Thursday, October 16, 2008

I should be in class right now. I'm not.

There are a few reasons for this. One is that my homework isn't done. I got the arts-and-crafts type bit done with no problem. (Drawing and coloring is very soothing. I should do it more often. That and yoga.) As for the rest... well, my concentration and focus failed me, partially due to a killer headache. This leads to reason number two - I feel like shit. Physically, I have a cold or something along those lines. So I am very tired and sniffly and headachy. Good times! But really, the cold isn't the worst of it. The problem is that I feel like shit mentally and emotionally.

I made a promise to myself a few months ago. I would take care of myself, find a doctor, get my medication adjusted. I haven't. Not even close.

I've made half-hearted attempts to find a shrink, but I got frustrated quickly. Trying to find someone covered by my insurance, someone who is taking new patients, someone who answers their phone or at least returns messages... So far, no real luck. (Bonus! While I was typing this up I got a return call. It started off okay, until I said that I was mostly looking for medication management. I know me - if the pills are right, I'm generally pretty good. But all her med management spots are filled. So once again, I'm screwed. Yay!)

At this point, my meds have almost run out. I feel guilty about this, because I really should not have let it get to this point. For heaven's sake, I've been dealing with this for about eight or nine years now. I should know better than to wait until the last minute.

But when I'm feeling okay, I don't really think about it. And when I'm feeling bad - well, then I don't really want to deal with it, because I'd rather be curled up in bed or distracting myself with hours of crime shows than making phone call after phone call. I procrastinate with everything, why should my own health be any different? Of course, there's the fact that it's my health and well-being, but clearly that's not enough motivation.

### ACTION ITEM
Set down the whole journal entry about skipping class and running low on medication word for word. None of the listing is needed for the work here.

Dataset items
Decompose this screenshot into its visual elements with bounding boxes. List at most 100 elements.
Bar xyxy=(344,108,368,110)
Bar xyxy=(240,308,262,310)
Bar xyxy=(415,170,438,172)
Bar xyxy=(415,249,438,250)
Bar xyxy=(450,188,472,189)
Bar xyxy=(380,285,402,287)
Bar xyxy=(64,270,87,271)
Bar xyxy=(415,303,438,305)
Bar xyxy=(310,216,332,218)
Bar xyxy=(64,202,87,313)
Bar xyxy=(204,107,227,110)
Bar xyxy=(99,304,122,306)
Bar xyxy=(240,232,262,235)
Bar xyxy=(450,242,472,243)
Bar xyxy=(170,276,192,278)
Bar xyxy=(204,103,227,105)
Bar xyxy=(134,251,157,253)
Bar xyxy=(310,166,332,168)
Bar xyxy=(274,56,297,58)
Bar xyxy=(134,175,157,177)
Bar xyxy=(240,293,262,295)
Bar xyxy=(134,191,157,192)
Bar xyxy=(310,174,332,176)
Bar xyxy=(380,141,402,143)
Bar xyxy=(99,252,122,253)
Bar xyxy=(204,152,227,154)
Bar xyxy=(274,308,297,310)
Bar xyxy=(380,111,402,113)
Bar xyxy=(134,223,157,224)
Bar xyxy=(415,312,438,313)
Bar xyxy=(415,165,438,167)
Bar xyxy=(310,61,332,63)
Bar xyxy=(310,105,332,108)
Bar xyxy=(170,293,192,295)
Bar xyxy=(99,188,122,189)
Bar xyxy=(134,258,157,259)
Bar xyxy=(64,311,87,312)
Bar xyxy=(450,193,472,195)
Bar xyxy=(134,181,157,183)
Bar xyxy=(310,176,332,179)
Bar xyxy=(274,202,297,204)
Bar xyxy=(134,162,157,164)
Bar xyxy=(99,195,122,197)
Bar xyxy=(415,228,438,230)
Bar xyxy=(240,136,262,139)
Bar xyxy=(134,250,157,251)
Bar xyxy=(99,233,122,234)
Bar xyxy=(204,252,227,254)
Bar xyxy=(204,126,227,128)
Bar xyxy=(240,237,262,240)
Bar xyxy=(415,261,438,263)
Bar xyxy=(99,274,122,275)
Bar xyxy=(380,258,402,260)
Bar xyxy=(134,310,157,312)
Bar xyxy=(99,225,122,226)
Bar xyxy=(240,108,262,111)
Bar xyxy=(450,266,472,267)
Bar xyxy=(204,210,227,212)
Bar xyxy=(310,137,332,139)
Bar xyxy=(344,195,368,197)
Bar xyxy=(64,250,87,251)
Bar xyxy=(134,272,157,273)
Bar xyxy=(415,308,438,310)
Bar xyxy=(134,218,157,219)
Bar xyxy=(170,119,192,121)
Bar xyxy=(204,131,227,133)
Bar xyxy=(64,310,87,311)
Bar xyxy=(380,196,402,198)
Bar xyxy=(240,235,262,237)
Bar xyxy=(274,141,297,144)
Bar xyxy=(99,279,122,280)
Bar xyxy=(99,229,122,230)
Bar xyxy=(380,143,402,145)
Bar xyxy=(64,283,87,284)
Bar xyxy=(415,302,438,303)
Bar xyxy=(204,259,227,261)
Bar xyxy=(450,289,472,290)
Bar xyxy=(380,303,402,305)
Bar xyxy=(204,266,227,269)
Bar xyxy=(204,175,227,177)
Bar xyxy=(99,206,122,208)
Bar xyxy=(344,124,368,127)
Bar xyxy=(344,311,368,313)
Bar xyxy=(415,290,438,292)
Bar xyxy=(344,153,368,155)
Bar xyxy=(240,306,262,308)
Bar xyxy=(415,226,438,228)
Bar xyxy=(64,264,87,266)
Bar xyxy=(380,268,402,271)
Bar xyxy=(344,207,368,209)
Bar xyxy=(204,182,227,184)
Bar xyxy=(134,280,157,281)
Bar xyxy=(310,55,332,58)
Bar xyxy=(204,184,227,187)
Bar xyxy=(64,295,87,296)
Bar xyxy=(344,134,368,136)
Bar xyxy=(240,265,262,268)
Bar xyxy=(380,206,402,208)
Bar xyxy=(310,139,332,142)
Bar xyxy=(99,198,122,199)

### ANSWER FOR THE TASK
Thursday, October 16, 2008

I should be in class right now. I'm not.

There are a few reasons for this. One is that my homework isn't done. I got the arts-and-crafts type bit done with no problem. (Drawing and coloring is very soothing. I should do it more often. That and yoga.) As for the rest... well, my concentration and focus failed me, partially due to a killer headache. This leads to reason number two - I feel like shit. Physically, I have a cold or something along those lines. So I am very tired and sniffly and headachy. Good times! But really, the cold isn't the worst of it. The problem is that I feel like shit mentally and emotionally.

I made a promise to myself a few months ago. I would take care of myself, find a doctor, get my medication adjusted. I haven't. Not even close.

I've made half-hearted attempts to find a shrink, but I got frustrated quickly. Trying to find someone covered by my insurance, someone who is taking new patients, someone who answers their phone or at least returns messages... So far, no real luck. (Bonus! While I was typing this up I got a return call. It started off okay, until I said that I was mostly looking for medication management. I know me - if the pills are right, I'm generally pretty good. But all her med management spots are filled. So once again, I'm screwed. Yay!)

At this point, my meds have almost run out. I feel guilty about this, because I really should not have let it get to this point. For heaven's sake, I've been dealing with this for about eight or nine years now. I should know better than to wait until the last minute.

But when I'm feeling okay, I don't really think about it. And when I'm feeling bad - well, then I don't really want to deal with it, because I'd rather be curled up in bed or distracting myself with hours of crime shows than making phone call after phone call. I procrastinate with everything, why should my own health be any different? Of course, there's the fact that it's my health and well-being, but clearly that's not enough motivation.